[Part of a data file]
------------------------------------------------------------------------
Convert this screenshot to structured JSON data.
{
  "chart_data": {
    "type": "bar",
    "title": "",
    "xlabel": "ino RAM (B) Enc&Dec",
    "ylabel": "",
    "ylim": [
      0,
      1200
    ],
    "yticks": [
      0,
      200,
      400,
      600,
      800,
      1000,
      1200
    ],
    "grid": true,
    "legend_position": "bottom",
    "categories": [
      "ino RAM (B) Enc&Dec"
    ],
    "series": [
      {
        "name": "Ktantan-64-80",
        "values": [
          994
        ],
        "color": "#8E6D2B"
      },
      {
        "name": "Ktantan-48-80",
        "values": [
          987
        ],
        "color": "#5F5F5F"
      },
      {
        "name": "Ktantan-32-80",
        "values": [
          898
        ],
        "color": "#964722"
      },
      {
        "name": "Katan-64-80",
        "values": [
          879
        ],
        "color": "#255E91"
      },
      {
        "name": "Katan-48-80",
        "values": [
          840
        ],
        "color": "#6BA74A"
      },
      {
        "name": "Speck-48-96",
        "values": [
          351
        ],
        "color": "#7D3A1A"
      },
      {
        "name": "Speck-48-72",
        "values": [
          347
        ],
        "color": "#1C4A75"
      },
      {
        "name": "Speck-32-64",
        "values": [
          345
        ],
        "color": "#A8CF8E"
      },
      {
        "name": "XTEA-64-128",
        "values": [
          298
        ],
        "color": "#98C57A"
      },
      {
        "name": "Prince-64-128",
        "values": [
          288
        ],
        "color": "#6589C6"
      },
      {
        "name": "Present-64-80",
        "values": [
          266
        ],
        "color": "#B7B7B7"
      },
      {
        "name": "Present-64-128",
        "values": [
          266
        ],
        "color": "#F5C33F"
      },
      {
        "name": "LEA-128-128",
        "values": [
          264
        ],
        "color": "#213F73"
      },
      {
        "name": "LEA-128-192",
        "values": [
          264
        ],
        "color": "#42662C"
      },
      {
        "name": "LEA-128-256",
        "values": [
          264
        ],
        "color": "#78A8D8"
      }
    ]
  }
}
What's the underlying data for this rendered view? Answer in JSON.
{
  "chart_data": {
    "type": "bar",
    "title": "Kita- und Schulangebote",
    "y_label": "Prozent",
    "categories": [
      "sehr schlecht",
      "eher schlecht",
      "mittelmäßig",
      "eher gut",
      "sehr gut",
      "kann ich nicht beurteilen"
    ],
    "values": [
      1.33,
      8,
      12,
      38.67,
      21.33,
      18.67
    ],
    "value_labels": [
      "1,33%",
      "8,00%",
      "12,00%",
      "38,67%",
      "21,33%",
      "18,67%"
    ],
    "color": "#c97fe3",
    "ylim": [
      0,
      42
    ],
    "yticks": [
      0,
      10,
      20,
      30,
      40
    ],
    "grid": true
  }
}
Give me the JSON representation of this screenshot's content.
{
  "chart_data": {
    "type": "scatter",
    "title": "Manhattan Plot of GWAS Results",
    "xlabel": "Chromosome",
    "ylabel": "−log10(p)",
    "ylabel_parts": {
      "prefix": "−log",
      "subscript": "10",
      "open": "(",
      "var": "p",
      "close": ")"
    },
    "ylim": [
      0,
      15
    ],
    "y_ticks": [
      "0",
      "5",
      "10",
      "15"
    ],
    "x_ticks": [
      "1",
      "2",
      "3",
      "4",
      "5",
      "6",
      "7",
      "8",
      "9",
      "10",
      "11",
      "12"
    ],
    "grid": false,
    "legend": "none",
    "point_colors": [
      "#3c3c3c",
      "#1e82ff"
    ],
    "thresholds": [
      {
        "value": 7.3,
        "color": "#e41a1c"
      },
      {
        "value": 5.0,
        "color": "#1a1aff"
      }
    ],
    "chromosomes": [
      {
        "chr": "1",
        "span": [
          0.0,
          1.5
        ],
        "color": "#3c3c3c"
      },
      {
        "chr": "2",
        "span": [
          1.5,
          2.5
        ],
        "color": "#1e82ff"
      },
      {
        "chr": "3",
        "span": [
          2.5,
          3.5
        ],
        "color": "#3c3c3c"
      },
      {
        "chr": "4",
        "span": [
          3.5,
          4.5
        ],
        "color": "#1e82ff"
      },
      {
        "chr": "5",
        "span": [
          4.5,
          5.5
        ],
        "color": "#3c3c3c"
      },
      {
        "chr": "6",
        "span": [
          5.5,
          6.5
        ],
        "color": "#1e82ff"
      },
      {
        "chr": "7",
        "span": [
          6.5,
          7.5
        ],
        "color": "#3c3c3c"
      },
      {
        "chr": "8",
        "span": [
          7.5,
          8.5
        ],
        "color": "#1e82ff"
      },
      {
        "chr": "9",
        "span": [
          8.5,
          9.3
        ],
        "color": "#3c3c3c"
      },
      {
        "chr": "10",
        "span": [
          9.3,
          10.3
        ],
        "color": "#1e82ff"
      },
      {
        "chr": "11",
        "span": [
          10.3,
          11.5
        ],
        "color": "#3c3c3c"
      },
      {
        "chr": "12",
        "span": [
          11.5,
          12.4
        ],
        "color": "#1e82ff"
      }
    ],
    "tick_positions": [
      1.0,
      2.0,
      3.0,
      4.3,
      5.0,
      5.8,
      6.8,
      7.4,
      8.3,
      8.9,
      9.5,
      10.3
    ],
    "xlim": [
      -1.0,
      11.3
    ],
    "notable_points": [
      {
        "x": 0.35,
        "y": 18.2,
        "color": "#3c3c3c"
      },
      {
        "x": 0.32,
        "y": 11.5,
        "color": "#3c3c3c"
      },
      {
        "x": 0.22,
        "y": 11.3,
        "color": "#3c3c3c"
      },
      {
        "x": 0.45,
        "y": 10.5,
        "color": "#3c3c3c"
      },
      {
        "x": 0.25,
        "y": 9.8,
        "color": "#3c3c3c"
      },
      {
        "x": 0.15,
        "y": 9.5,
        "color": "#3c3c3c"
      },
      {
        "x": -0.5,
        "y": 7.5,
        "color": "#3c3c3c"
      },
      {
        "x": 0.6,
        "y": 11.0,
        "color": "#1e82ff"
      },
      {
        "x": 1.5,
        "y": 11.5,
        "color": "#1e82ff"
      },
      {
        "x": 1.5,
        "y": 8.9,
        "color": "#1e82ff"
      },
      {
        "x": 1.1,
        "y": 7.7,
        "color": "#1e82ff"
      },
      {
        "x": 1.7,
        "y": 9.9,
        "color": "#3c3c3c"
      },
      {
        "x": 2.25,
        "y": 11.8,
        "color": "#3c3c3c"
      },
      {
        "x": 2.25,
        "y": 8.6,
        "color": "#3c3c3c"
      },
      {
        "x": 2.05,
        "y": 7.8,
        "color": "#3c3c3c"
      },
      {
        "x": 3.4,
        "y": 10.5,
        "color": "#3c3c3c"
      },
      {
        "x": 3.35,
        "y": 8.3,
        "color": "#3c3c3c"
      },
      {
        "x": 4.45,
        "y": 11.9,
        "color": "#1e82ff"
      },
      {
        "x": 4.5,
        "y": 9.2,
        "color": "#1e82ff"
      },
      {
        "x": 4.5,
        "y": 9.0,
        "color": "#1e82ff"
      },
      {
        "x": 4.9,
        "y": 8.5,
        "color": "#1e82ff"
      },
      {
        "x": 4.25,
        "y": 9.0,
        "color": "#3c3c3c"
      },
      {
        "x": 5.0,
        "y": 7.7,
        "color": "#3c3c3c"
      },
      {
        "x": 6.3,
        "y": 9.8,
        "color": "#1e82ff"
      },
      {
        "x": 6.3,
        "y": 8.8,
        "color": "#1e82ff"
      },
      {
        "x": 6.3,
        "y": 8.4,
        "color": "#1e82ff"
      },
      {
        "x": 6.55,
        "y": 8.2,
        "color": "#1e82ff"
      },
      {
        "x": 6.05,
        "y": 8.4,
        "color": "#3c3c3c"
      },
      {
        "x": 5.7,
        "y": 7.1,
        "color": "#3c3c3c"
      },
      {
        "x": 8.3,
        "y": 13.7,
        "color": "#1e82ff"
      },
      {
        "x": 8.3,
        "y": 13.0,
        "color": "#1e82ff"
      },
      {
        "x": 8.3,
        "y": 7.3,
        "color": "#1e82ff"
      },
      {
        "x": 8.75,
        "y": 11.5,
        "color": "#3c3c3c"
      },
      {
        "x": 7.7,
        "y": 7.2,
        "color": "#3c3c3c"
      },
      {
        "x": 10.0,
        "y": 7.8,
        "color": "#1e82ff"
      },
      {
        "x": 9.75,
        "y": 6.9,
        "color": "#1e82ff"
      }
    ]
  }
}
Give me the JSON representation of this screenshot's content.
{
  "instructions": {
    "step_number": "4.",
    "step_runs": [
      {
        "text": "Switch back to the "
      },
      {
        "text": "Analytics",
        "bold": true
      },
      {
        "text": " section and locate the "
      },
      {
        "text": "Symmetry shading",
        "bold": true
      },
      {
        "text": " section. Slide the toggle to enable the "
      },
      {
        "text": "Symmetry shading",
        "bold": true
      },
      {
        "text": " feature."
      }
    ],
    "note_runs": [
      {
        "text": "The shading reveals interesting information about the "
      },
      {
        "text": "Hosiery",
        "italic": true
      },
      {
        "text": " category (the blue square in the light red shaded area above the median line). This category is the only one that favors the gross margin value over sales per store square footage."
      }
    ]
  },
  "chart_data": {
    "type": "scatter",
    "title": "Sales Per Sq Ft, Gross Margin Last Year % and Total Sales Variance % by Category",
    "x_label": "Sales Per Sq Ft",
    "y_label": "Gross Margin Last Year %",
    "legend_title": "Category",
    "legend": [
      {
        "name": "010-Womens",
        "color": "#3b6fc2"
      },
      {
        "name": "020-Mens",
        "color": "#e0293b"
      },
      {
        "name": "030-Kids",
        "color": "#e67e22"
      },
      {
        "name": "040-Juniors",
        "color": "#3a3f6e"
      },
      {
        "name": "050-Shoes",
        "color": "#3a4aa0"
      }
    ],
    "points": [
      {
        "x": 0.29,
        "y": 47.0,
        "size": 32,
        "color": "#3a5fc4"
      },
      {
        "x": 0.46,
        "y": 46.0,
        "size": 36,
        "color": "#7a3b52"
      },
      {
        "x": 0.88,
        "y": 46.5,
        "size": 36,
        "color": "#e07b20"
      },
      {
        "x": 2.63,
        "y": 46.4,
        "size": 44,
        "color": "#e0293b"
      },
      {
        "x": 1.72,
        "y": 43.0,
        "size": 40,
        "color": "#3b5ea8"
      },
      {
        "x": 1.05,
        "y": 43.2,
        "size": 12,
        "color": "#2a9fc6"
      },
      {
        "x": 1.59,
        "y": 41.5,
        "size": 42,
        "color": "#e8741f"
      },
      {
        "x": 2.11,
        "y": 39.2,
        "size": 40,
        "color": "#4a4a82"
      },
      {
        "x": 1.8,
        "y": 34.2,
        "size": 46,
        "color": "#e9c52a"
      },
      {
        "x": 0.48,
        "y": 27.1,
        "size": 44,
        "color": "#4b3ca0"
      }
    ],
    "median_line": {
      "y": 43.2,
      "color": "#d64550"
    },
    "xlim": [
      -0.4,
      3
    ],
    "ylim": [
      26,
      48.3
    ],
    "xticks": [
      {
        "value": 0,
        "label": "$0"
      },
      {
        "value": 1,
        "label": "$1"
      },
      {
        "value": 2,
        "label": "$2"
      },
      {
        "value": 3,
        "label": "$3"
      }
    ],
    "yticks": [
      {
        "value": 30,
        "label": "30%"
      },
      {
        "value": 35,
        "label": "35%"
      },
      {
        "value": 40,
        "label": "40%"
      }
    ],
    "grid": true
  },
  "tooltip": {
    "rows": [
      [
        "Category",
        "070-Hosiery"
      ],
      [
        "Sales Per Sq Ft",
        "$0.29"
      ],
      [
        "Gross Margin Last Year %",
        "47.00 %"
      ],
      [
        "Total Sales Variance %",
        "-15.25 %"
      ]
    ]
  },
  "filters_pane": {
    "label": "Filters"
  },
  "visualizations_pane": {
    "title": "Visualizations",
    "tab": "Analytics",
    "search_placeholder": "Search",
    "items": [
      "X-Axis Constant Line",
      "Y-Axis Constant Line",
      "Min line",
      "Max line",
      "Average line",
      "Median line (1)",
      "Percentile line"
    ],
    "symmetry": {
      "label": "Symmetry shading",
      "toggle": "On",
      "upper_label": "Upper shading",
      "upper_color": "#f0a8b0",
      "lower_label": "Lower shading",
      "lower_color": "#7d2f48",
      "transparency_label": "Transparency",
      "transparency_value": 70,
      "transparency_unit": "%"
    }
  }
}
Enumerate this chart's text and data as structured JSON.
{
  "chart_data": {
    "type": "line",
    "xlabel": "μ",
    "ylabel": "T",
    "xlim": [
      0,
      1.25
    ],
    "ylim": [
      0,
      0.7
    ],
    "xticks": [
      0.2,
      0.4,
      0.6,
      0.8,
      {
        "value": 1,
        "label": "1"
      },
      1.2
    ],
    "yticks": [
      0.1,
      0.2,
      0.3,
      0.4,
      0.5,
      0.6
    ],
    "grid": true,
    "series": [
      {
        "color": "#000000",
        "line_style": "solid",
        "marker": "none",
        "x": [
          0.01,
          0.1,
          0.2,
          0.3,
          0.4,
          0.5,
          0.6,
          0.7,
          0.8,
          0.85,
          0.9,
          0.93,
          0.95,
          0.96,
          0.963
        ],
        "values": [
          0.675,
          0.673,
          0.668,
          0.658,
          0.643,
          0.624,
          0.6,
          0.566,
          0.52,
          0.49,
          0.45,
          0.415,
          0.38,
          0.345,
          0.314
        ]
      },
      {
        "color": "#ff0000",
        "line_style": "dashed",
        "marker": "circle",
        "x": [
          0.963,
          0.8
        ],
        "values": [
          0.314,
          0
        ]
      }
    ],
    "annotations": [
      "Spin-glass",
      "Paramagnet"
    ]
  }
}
------------------------------------------------------------------------
> [REQUIREMENTS]: Search the preceding listing for the word "section" and pull out every line that holds it.

> [RESULT OF THE EXERCISE]:
        "text": " section and locate the "
        "text": " section. Slide the toggle to enable the "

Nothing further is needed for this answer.